## Written problem
Begin at the line that contains "Output the text content of this document." and reproduce it along with every line after it to the end of the listing; skip any pictures.

════════════════════

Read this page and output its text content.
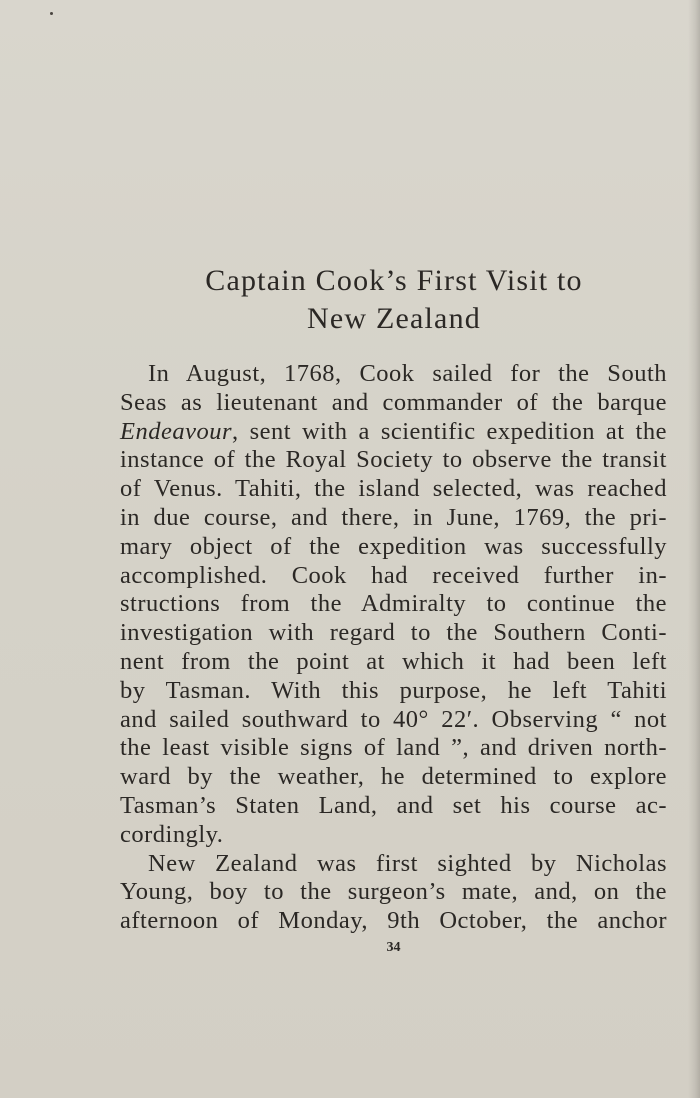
Captain Cook’s First Visit to
New Zealand
In August, 1768, Cook sailed for the South
Seas as lieutenant and commander of the barque
Endeavour, sent with a scientific expedition at the
instance of the Royal Society to observe the transit
of Venus. Tahiti, the island selected, was reached
in due course, and there, in June, 1769, the pri-
mary object of the expedition was successfully
accomplished. Cook had received further in-
structions from the Admiralty to continue the
investigation with regard to the Southern Conti-
nent from the point at which it had been left
by Tasman. With this purpose, he left Tahiti
and sailed southward to 40° 22′. Observing “ not
the least visible signs of land ”, and driven north-
ward by the weather, he determined to explore
Tasman’s Staten Land, and set his course ac-
cordingly.
New Zealand was first sighted by Nicholas
Young, boy to the surgeon’s mate, and, on the
afternoon of Monday, 9th October, the anchor
34
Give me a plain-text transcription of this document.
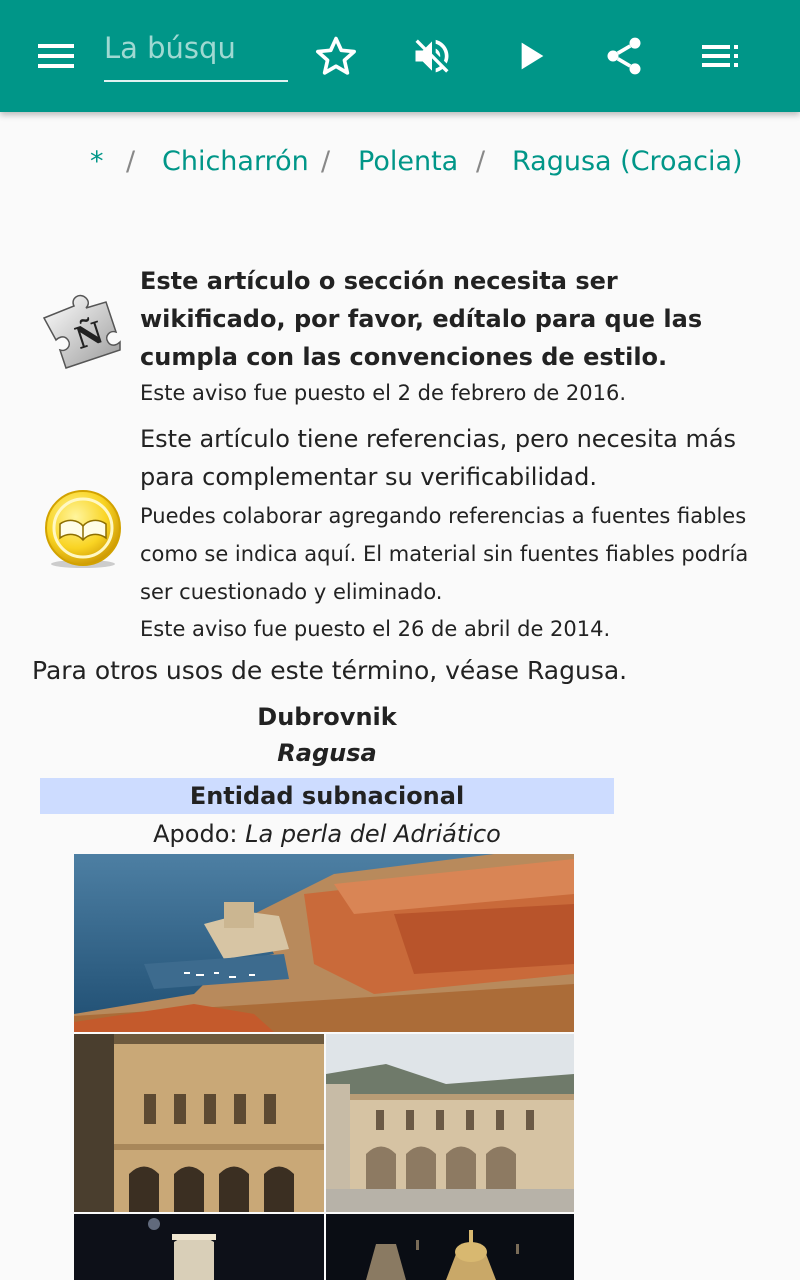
La búsqu
* / Chicharrón / Polenta / Ragusa (Croacia)
Ñ
Este artículo o sección necesita ser wikificado, por favor, edítalo para que las cumpla con las convenciones de estilo.
Este aviso fue puesto el 2 de febrero de 2016.
Este artículo tiene referencias, pero necesita más para complementar su verificabilidad.
Puedes colaborar agregando referencias a fuentes fiables como se indica aquí. El material sin fuentes fiables podría ser cuestionado y eliminado.
Este aviso fue puesto el 26 de abril de 2014.
Para otros usos de este término, véase Ragusa.
Dubrovnik
Ragusa
Entidad subnacional
Apodo: La perla del Adriático
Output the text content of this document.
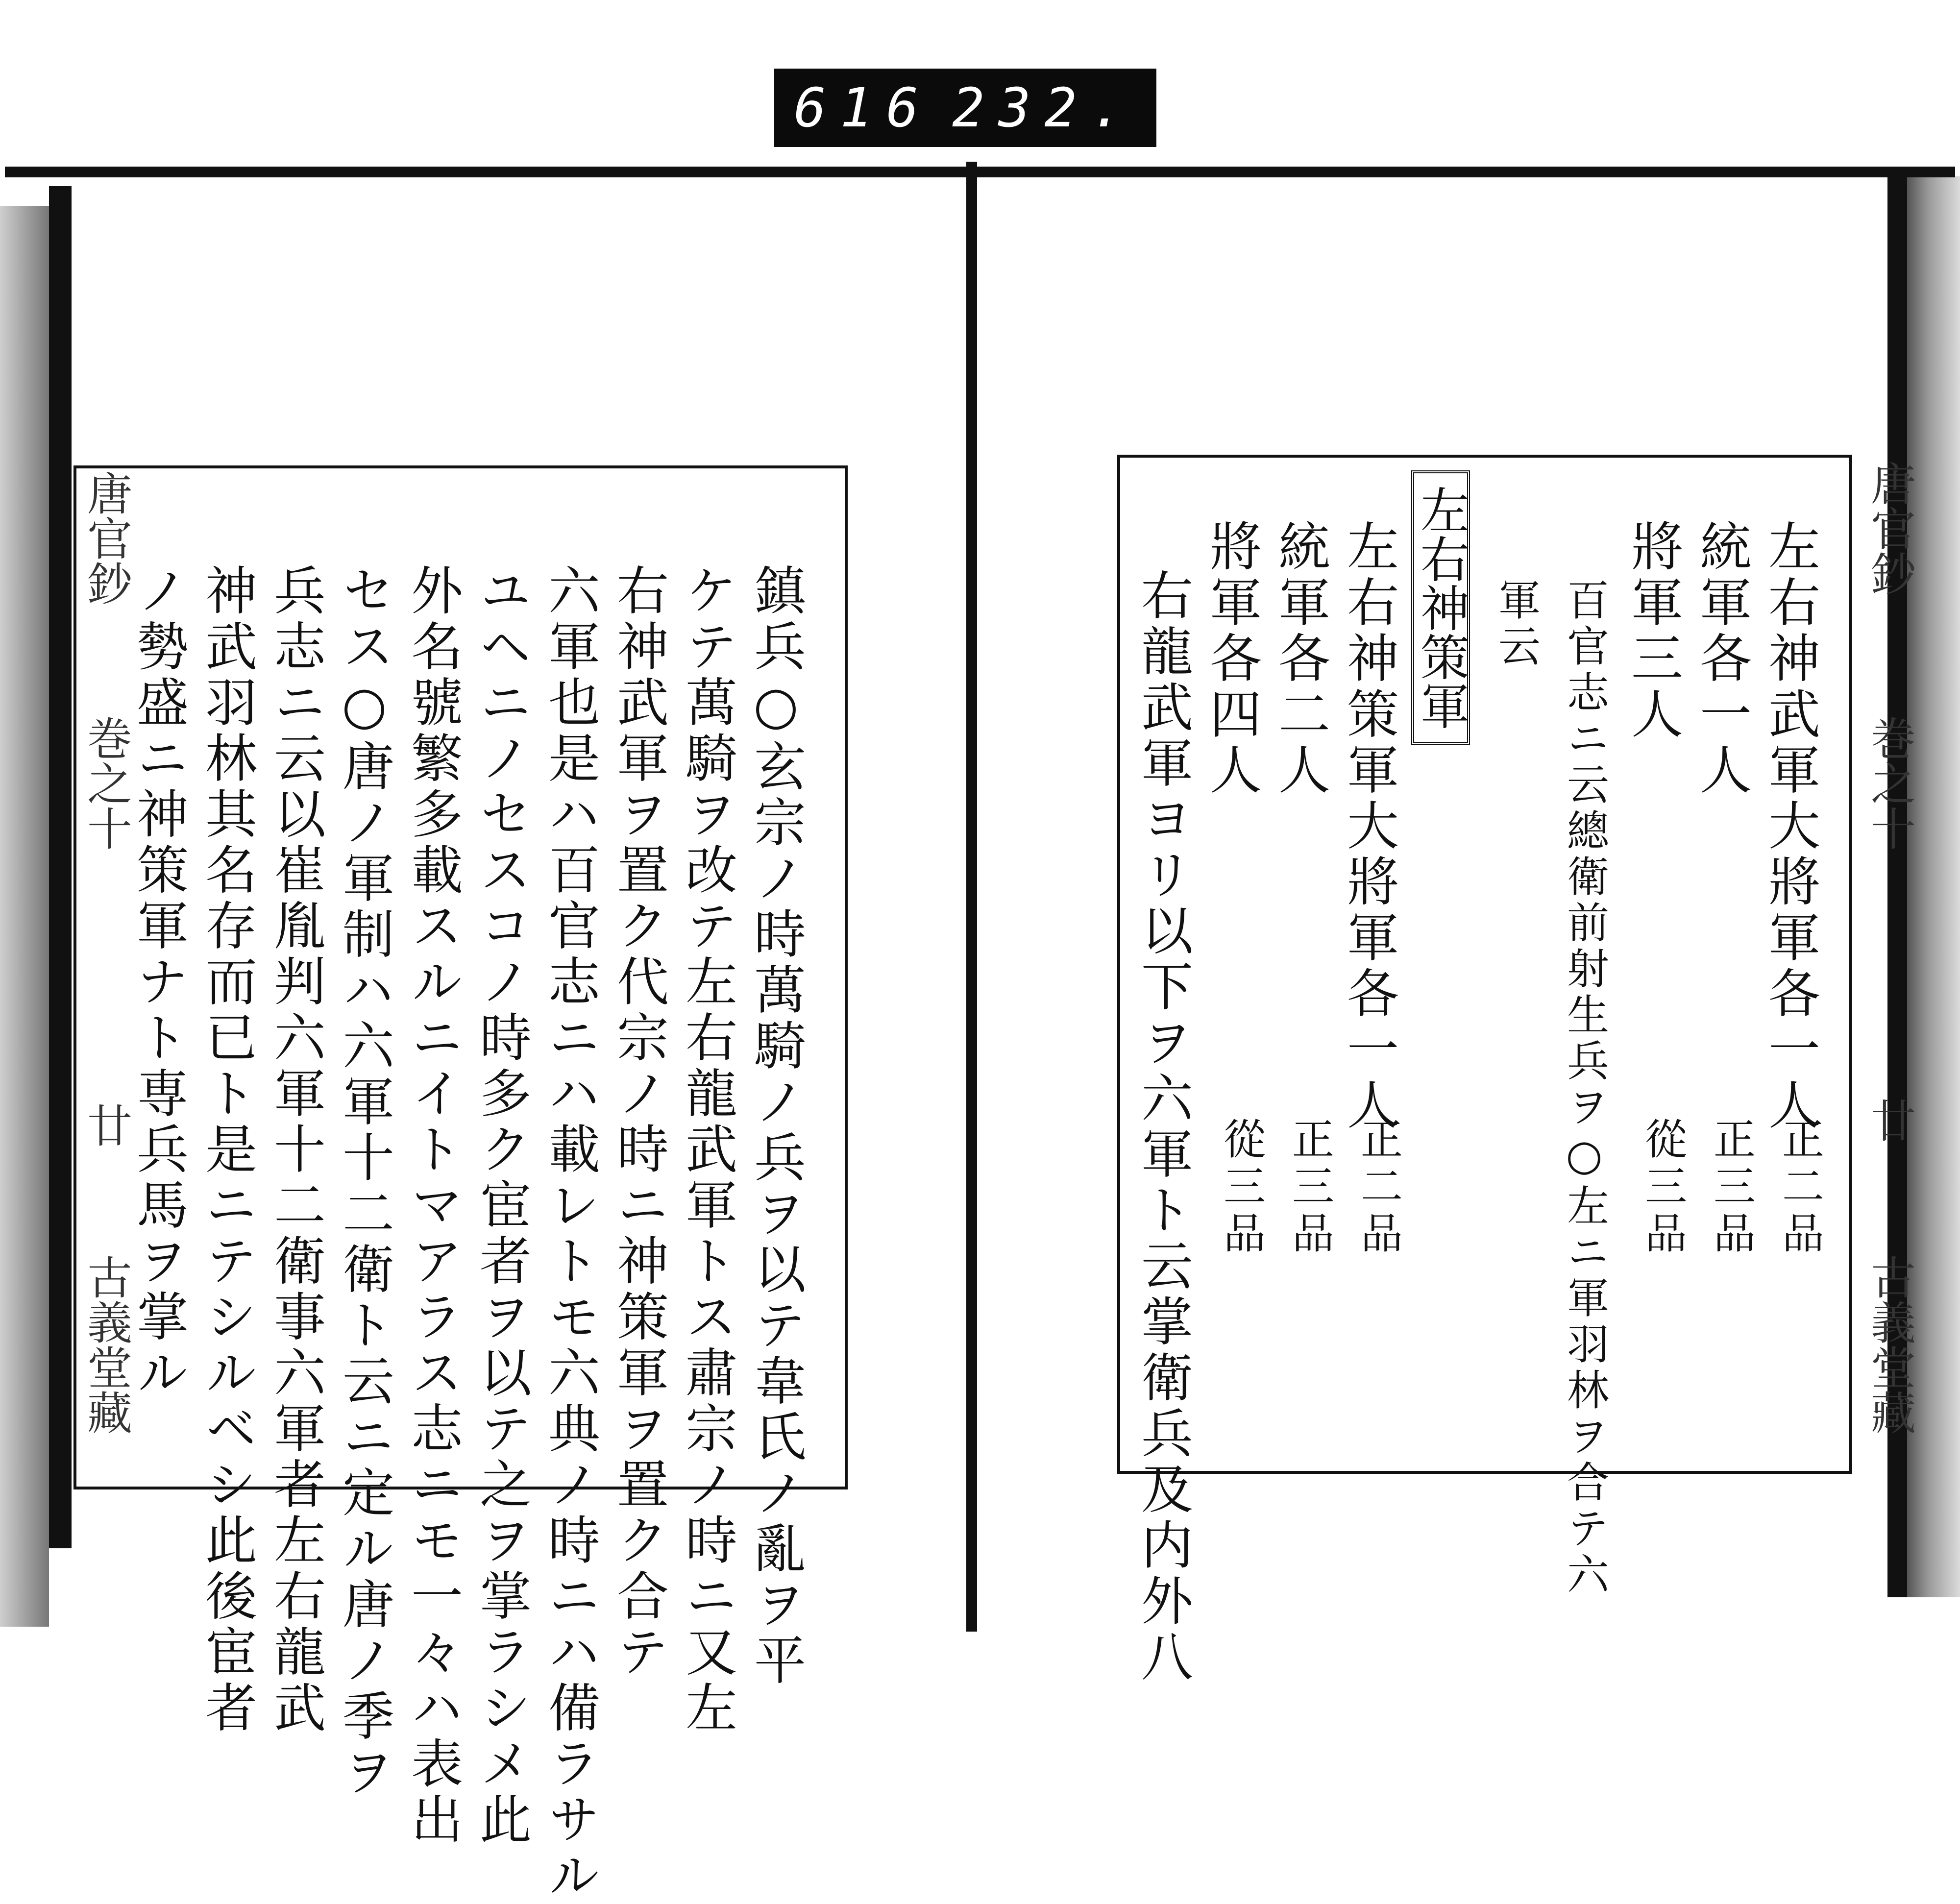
616 232.
唐官鈔
巻之十
廿
古義堂藏	鎮兵○玄宗ノ時萬騎ノ兵ヲ以テ韋氏ノ亂ヲ平
ケテ萬騎ヲ改テ左右龍武軍トス肅宗ノ時ニ又左
右神武軍ヲ置ク代宗ノ時ニ神策軍ヲ置ク合テ
六軍也是ハ百官志ニハ載レトモ六典ノ時ニハ備ラサル
ユヘニノセスコノ時多ク宦者ヲ以テ之ヲ掌ラシメ此
外名號繁多載スルニイトマアラス志ニモ一々ハ表出
セス○唐ノ軍制ハ六軍十二衛ト云ニ定ル唐ノ季ヲ
兵志ニ云以崔胤判六軍十二衛事六軍者左右龍武
神武羽林其名存而已ト是ニテシルベシ此後宦者
ノ勢盛ニ神策軍ナト専兵馬ヲ掌ル
唐官鈔
巻之十
廿
古義堂藏
左右神武軍大將軍各一人
統軍各一人
將軍三人
百官志ニ云總衛前射生兵ヲ○左ニ軍羽林ヲ合テ六
軍云
左右神策軍
左右神策軍大將軍各一人
統軍各二人
將軍各四人
右龍武軍ヨリ以下ヲ六軍ト云掌衛兵及内外八	正二品
正三品
從三品
正二品
正三品
從三品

════════════════════

## Answer in full
Output the text content of this document.
616 232.
唐官鈔
巻之十
廿
古義堂藏	鎮兵○玄宗ノ時萬騎ノ兵ヲ以テ韋氏ノ亂ヲ平
ケテ萬騎ヲ改テ左右龍武軍トス肅宗ノ時ニ又左
右神武軍ヲ置ク代宗ノ時ニ神策軍ヲ置ク合テ
六軍也是ハ百官志ニハ載レトモ六典ノ時ニハ備ラサル
ユヘニノセスコノ時多ク宦者ヲ以テ之ヲ掌ラシメ此
外名號繁多載スルニイトマアラス志ニモ一々ハ表出
セス○唐ノ軍制ハ六軍十二衛ト云ニ定ル唐ノ季ヲ
兵志ニ云以崔胤判六軍十二衛事六軍者左右龍武
神武羽林其名存而已ト是ニテシルベシ此後宦者
ノ勢盛ニ神策軍ナト専兵馬ヲ掌ル
唐官鈔
巻之十
廿
古義堂藏
左右神武軍大將軍各一人
統軍各一人
將軍三人
百官志ニ云總衛前射生兵ヲ○左ニ軍羽林ヲ合テ六
軍云
左右神策軍
左右神策軍大將軍各一人
統軍各二人
將軍各四人
右龍武軍ヨリ以下ヲ六軍ト云掌衛兵及内外八	正二品
正三品
從三品
正二品
正三品
從三品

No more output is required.